▶ [Prompt] Repeat, word for word, the line with "Read out every word on this page." and each one after it to the end. No picture goes into the copy.

═════ Provided data ═════

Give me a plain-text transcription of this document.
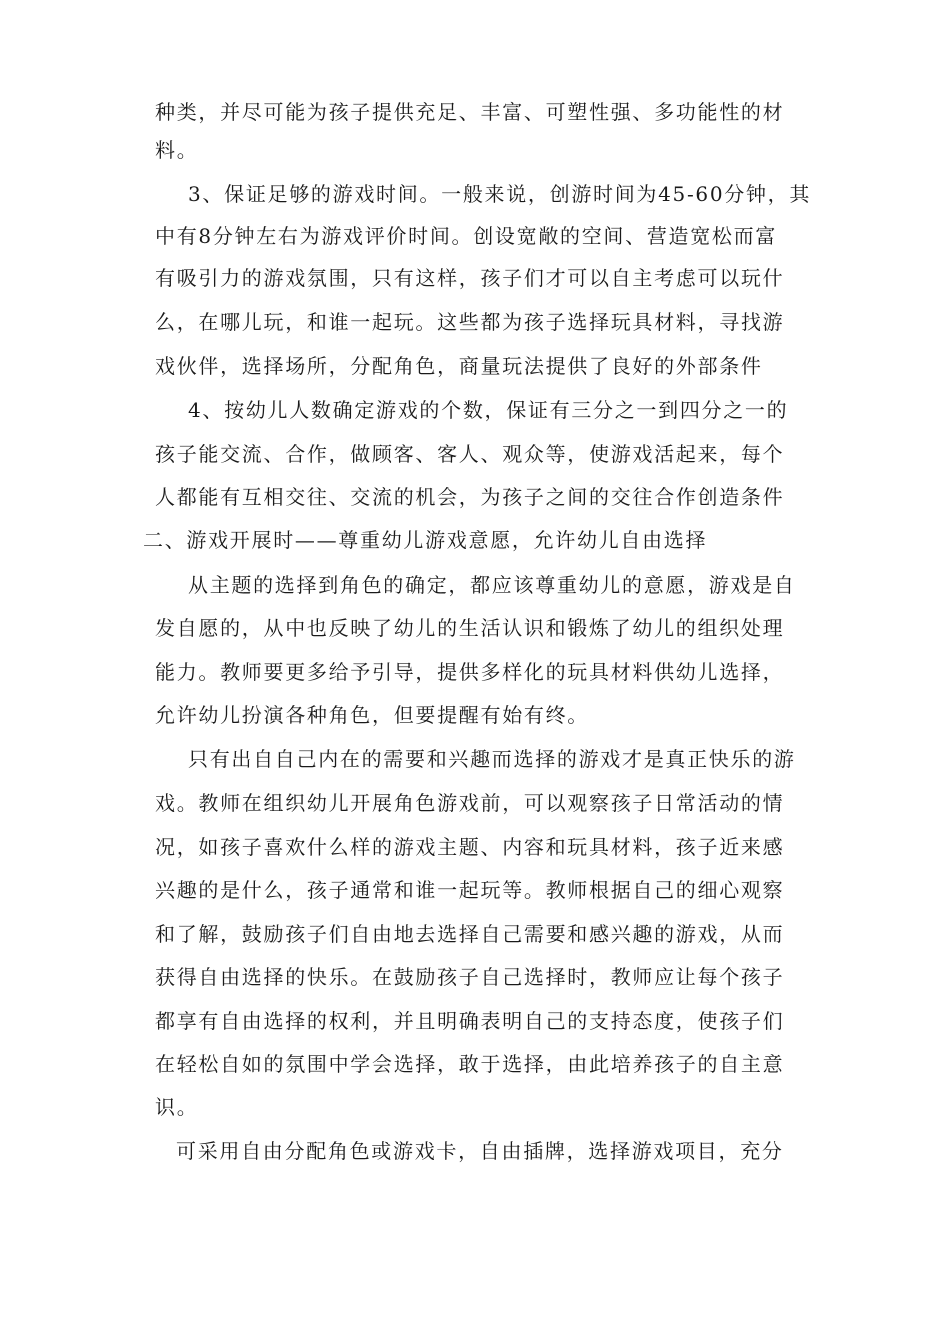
种类，并尽可能为孩子提供充足、丰富、可塑性强、多功能性的材
料。
3、保证足够的游戏时间。一般来说，创游时间为45-60分钟，其
中有8分钟左右为游戏评价时间。创设宽敞的空间、营造宽松而富
有吸引力的游戏氛围，只有这样，孩子们才可以自主考虑可以玩什
么，在哪儿玩，和谁一起玩。这些都为孩子选择玩具材料，寻找游
戏伙伴，选择场所，分配角色，商量玩法提供了良好的外部条件
4、按幼儿人数确定游戏的个数，保证有三分之一到四分之一的
孩子能交流、合作，做顾客、客人、观众等，使游戏活起来，每个
人都能有互相交往、交流的机会，为孩子之间的交往合作创造条件
二、游戏开展时——尊重幼儿游戏意愿，允许幼儿自由选择
从主题的选择到角色的确定，都应该尊重幼儿的意愿，游戏是自
发自愿的，从中也反映了幼儿的生活认识和锻炼了幼儿的组织处理
能力。教师要更多给予引导，提供多样化的玩具材料供幼儿选择，
允许幼儿扮演各种角色，但要提醒有始有终。
只有出自自己内在的需要和兴趣而选择的游戏才是真正快乐的游
戏。教师在组织幼儿开展角色游戏前，可以观察孩子日常活动的情
况，如孩子喜欢什么样的游戏主题、内容和玩具材料，孩子近来感
兴趣的是什么，孩子通常和谁一起玩等。教师根据自己的细心观察
和了解，鼓励孩子们自由地去选择自己需要和感兴趣的游戏，从而
获得自由选择的快乐。在鼓励孩子自己选择时，教师应让每个孩子
都享有自由选择的权利，并且明确表明自己的支持态度，使孩子们
在轻松自如的氛围中学会选择，敢于选择，由此培养孩子的自主意
识。
可采用自由分配角色或游戏卡，自由插牌，选择游戏项目，充分
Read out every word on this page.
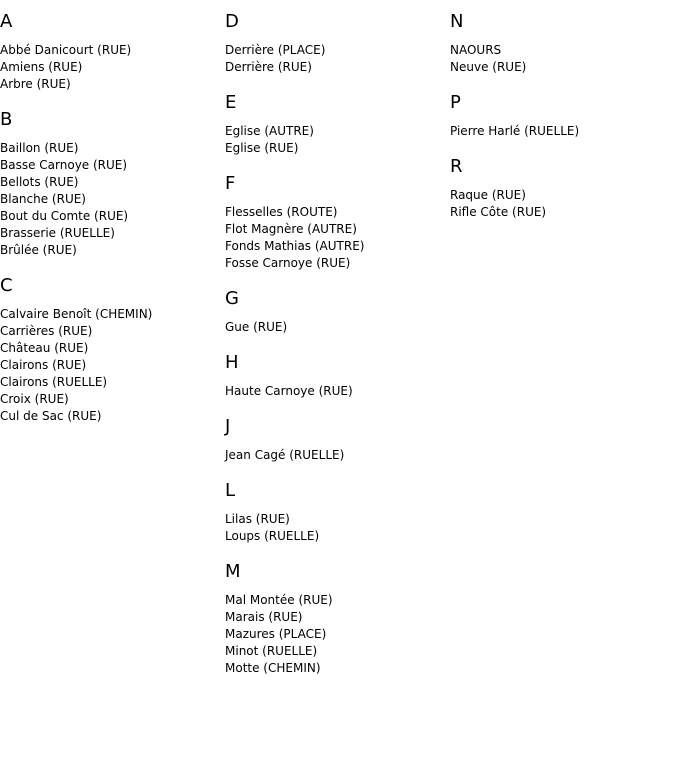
A
Abbé Danicourt (RUE)
Amiens (RUE)
Arbre (RUE)
B
Baillon (RUE)
Basse Carnoye (RUE)
Bellots (RUE)
Blanche (RUE)
Bout du Comte (RUE)
Brasserie (RUELLE)
Brûlée (RUE)
C
Calvaire Benoît (CHEMIN)
Carrières (RUE)
Château (RUE)
Clairons (RUE)
Clairons (RUELLE)
Croix (RUE)
Cul de Sac (RUE)
D
Derrière (PLACE)
Derrière (RUE)
E
Eglise (AUTRE)
Eglise (RUE)
F
Flesselles (ROUTE)
Flot Magnère (AUTRE)
Fonds Mathias (AUTRE)
Fosse Carnoye (RUE)
G
Gue (RUE)
H
Haute Carnoye (RUE)
J
Jean Cagé (RUELLE)
L
Lilas (RUE)
Loups (RUELLE)
M
Mal Montée (RUE)
Marais (RUE)
Mazures (PLACE)
Minot (RUELLE)
Motte (CHEMIN)
N
NAOURS
Neuve (RUE)
P
Pierre Harlé (RUELLE)
R
Raque (RUE)
Rifle Côte (RUE)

═════

▶ [Solution for this task]
Read out every word on this page.
A
Abbé Danicourt (RUE)
Amiens (RUE)
Arbre (RUE)
B
Baillon (RUE)
Basse Carnoye (RUE)
Bellots (RUE)
Blanche (RUE)
Bout du Comte (RUE)
Brasserie (RUELLE)
Brûlée (RUE)
C
Calvaire Benoît (CHEMIN)
Carrières (RUE)
Château (RUE)
Clairons (RUE)
Clairons (RUELLE)
Croix (RUE)
Cul de Sac (RUE)
D
Derrière (PLACE)
Derrière (RUE)
E
Eglise (AUTRE)
Eglise (RUE)
F
Flesselles (ROUTE)
Flot Magnère (AUTRE)
Fonds Mathias (AUTRE)
Fosse Carnoye (RUE)
G
Gue (RUE)
H
Haute Carnoye (RUE)
J
Jean Cagé (RUELLE)
L
Lilas (RUE)
Loups (RUELLE)
M
Mal Montée (RUE)
Marais (RUE)
Mazures (PLACE)
Minot (RUELLE)
Motte (CHEMIN)
N
NAOURS
Neuve (RUE)
P
Pierre Harlé (RUELLE)
R
Raque (RUE)
Rifle Côte (RUE)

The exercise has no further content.